- **EXERCISE BRIEF**
Restate the entries word for word, omitting nothing.

Data items
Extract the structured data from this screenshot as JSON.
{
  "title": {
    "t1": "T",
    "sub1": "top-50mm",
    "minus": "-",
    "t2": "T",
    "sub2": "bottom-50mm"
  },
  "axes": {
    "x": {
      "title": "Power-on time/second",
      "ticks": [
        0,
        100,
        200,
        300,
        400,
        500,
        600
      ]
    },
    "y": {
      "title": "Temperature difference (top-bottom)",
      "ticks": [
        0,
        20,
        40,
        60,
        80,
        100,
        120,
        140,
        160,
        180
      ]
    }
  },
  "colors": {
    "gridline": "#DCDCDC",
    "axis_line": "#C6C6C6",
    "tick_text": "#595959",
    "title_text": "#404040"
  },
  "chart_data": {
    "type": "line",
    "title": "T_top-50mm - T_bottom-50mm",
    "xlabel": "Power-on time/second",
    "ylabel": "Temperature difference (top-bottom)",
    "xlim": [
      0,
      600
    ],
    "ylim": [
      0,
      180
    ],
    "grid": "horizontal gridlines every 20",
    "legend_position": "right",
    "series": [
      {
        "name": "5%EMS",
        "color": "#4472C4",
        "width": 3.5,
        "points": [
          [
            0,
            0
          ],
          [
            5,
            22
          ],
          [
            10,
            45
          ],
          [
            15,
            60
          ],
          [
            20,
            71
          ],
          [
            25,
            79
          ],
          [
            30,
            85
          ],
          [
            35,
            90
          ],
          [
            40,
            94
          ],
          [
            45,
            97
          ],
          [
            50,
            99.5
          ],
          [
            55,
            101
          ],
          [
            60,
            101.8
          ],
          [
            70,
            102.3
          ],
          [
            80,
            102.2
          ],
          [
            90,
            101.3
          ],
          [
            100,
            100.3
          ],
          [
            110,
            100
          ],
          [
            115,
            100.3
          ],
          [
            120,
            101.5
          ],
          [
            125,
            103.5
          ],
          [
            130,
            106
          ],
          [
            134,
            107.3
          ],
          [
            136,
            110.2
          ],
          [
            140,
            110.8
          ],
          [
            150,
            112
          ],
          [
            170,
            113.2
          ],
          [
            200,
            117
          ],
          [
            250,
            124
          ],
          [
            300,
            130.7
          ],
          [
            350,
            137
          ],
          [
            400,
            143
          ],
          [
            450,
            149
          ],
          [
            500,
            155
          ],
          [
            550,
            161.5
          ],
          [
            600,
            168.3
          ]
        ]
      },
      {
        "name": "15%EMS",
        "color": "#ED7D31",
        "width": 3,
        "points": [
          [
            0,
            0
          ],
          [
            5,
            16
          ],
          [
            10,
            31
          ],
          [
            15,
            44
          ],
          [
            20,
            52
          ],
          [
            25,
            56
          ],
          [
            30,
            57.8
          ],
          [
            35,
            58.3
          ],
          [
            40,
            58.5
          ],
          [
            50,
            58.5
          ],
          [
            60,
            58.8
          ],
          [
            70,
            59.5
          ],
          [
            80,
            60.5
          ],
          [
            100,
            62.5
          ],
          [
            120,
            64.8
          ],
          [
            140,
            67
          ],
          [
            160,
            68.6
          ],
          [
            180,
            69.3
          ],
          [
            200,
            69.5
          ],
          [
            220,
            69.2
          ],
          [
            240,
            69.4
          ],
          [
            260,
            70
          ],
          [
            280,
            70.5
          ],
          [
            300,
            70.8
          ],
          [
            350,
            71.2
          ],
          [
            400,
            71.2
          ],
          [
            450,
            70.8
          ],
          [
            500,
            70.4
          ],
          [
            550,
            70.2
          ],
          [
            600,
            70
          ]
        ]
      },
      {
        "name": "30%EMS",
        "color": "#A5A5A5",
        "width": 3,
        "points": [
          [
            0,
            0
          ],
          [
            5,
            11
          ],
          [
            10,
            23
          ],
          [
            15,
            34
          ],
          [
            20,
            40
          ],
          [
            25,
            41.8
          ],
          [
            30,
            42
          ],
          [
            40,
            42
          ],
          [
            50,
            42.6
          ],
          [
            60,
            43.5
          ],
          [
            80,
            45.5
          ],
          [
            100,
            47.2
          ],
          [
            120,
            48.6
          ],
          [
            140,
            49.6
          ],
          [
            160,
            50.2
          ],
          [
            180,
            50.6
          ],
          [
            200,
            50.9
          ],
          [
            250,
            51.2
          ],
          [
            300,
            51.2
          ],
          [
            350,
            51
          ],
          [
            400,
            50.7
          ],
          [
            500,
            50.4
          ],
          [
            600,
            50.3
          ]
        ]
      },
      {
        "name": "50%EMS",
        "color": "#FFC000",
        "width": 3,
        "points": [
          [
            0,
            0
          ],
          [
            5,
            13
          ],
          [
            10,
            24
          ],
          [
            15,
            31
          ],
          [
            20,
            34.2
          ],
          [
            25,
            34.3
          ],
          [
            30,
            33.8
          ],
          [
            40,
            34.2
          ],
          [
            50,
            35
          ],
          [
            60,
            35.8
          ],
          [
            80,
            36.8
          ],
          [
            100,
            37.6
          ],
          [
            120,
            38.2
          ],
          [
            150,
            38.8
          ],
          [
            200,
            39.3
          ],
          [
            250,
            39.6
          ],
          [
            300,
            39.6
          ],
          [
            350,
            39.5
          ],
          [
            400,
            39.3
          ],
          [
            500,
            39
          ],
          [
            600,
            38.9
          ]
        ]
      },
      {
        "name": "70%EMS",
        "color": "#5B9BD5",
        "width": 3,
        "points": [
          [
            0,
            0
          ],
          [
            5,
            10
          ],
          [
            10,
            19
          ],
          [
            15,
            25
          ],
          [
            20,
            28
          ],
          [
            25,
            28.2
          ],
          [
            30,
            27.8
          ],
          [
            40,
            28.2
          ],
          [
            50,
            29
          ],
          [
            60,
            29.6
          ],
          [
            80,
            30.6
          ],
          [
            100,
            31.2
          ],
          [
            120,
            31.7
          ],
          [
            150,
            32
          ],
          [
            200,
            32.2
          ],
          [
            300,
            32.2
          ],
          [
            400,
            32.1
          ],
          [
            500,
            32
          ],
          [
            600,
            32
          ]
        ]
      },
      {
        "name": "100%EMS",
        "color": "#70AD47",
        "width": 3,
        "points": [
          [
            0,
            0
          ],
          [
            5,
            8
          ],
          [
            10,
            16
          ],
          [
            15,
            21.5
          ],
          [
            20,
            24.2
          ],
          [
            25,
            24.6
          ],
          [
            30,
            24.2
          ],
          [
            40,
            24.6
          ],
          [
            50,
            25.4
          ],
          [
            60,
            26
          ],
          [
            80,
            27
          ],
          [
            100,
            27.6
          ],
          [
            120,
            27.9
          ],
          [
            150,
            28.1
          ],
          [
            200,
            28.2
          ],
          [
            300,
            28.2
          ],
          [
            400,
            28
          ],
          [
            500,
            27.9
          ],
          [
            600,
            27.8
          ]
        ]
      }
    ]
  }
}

- **THE REPLY**
Extract the structured data from this screenshot as JSON.
{
  "title": {
    "t1": "T",
    "sub1": "top-50mm",
    "minus": "-",
    "t2": "T",
    "sub2": "bottom-50mm"
  },
  "axes": {
    "x": {
      "title": "Power-on time/second",
      "ticks": [
        0,
        100,
        200,
        300,
        400,
        500,
        600
      ]
    },
    "y": {
      "title": "Temperature difference (top-bottom)",
      "ticks": [
        0,
        20,
        40,
        60,
        80,
        100,
        120,
        140,
        160,
        180
      ]
    }
  },
  "colors": {
    "gridline": "#DCDCDC",
    "axis_line": "#C6C6C6",
    "tick_text": "#595959",
    "title_text": "#404040"
  },
  "chart_data": {
    "type": "line",
    "title": "T_top-50mm - T_bottom-50mm",
    "xlabel": "Power-on time/second",
    "ylabel": "Temperature difference (top-bottom)",
    "xlim": [
      0,
      600
    ],
    "ylim": [
      0,
      180
    ],
    "grid": "horizontal gridlines every 20",
    "legend_position": "right",
    "series": [
      {
        "name": "5%EMS",
        "color": "#4472C4",
        "width": 3.5,
        "points": [
          [
            0,
            0
          ],
          [
            5,
            22
          ],
          [
            10,
            45
          ],
          [
            15,
            60
          ],
          [
            20,
            71
          ],
          [
            25,
            79
          ],
          [
            30,
            85
          ],
          [
            35,
            90
          ],
          [
            40,
            94
          ],
          [
            45,
            97
          ],
          [
            50,
            99.5
          ],
          [
            55,
            101
          ],
          [
            60,
            101.8
          ],
          [
            70,
            102.3
          ],
          [
            80,
            102.2
          ],
          [
            90,
            101.3
          ],
          [
            100,
            100.3
          ],
          [
            110,
            100
          ],
          [
            115,
            100.3
          ],
          [
            120,
            101.5
          ],
          [
            125,
            103.5
          ],
          [
            130,
            106
          ],
          [
            134,
            107.3
          ],
          [
            136,
            110.2
          ],
          [
            140,
            110.8
          ],
          [
            150,
            112
          ],
          [
            170,
            113.2
          ],
          [
            200,
            117
          ],
          [
            250,
            124
          ],
          [
            300,
            130.7
          ],
          [
            350,
            137
          ],
          [
            400,
            143
          ],
          [
            450,
            149
          ],
          [
            500,
            155
          ],
          [
            550,
            161.5
          ],
          [
            600,
            168.3
          ]
        ]
      },
      {
        "name": "15%EMS",
        "color": "#ED7D31",
        "width": 3,
        "points": [
          [
            0,
            0
          ],
          [
            5,
            16
          ],
          [
            10,
            31
          ],
          [
            15,
            44
          ],
          [
            20,
            52
          ],
          [
            25,
            56
          ],
          [
            30,
            57.8
          ],
          [
            35,
            58.3
          ],
          [
            40,
            58.5
          ],
          [
            50,
            58.5
          ],
          [
            60,
            58.8
          ],
          [
            70,
            59.5
          ],
          [
            80,
            60.5
          ],
          [
            100,
            62.5
          ],
          [
            120,
            64.8
          ],
          [
            140,
            67
          ],
          [
            160,
            68.6
          ],
          [
            180,
            69.3
          ],
          [
            200,
            69.5
          ],
          [
            220,
            69.2
          ],
          [
            240,
            69.4
          ],
          [
            260,
            70
          ],
          [
            280,
            70.5
          ],
          [
            300,
            70.8
          ],
          [
            350,
            71.2
          ],
          [
            400,
            71.2
          ],
          [
            450,
            70.8
          ],
          [
            500,
            70.4
          ],
          [
            550,
            70.2
          ],
          [
            600,
            70
          ]
        ]
      },
      {
        "name": "30%EMS",
        "color": "#A5A5A5",
        "width": 3,
        "points": [
          [
            0,
            0
          ],
          [
            5,
            11
          ],
          [
            10,
            23
          ],
          [
            15,
            34
          ],
          [
            20,
            40
          ],
          [
            25,
            41.8
          ],
          [
            30,
            42
          ],
          [
            40,
            42
          ],
          [
            50,
            42.6
          ],
          [
            60,
            43.5
          ],
          [
            80,
            45.5
          ],
          [
            100,
            47.2
          ],
          [
            120,
            48.6
          ],
          [
            140,
            49.6
          ],
          [
            160,
            50.2
          ],
          [
            180,
            50.6
          ],
          [
            200,
            50.9
          ],
          [
            250,
            51.2
          ],
          [
            300,
            51.2
          ],
          [
            350,
            51
          ],
          [
            400,
            50.7
          ],
          [
            500,
            50.4
          ],
          [
            600,
            50.3
          ]
        ]
      },
      {
        "name": "50%EMS",
        "color": "#FFC000",
        "width": 3,
        "points": [
          [
            0,
            0
          ],
          [
            5,
            13
          ],
          [
            10,
            24
          ],
          [
            15,
            31
          ],
          [
            20,
            34.2
          ],
          [
            25,
            34.3
          ],
          [
            30,
            33.8
          ],
          [
            40,
            34.2
          ],
          [
            50,
            35
          ],
          [
            60,
            35.8
          ],
          [
            80,
            36.8
          ],
          [
            100,
            37.6
          ],
          [
            120,
            38.2
          ],
          [
            150,
            38.8
          ],
          [
            200,
            39.3
          ],
          [
            250,
            39.6
          ],
          [
            300,
            39.6
          ],
          [
            350,
            39.5
          ],
          [
            400,
            39.3
          ],
          [
            500,
            39
          ],
          [
            600,
            38.9
          ]
        ]
      },
      {
        "name": "70%EMS",
        "color": "#5B9BD5",
        "width": 3,
        "points": [
          [
            0,
            0
          ],
          [
            5,
            10
          ],
          [
            10,
            19
          ],
          [
            15,
            25
          ],
          [
            20,
            28
          ],
          [
            25,
            28.2
          ],
          [
            30,
            27.8
          ],
          [
            40,
            28.2
          ],
          [
            50,
            29
          ],
          [
            60,
            29.6
          ],
          [
            80,
            30.6
          ],
          [
            100,
            31.2
          ],
          [
            120,
            31.7
          ],
          [
            150,
            32
          ],
          [
            200,
            32.2
          ],
          [
            300,
            32.2
          ],
          [
            400,
            32.1
          ],
          [
            500,
            32
          ],
          [
            600,
            32
          ]
        ]
      },
      {
        "name": "100%EMS",
        "color": "#70AD47",
        "width": 3,
        "points": [
          [
            0,
            0
          ],
          [
            5,
            8
          ],
          [
            10,
            16
          ],
          [
            15,
            21.5
          ],
          [
            20,
            24.2
          ],
          [
            25,
            24.6
          ],
          [
            30,
            24.2
          ],
          [
            40,
            24.6
          ],
          [
            50,
            25.4
          ],
          [
            60,
            26
          ],
          [
            80,
            27
          ],
          [
            100,
            27.6
          ],
          [
            120,
            27.9
          ],
          [
            150,
            28.1
          ],
          [
            200,
            28.2
          ],
          [
            300,
            28.2
          ],
          [
            400,
            28
          ],
          [
            500,
            27.9
          ],
          [
            600,
            27.8
          ]
        ]
      }
    ]
  }
}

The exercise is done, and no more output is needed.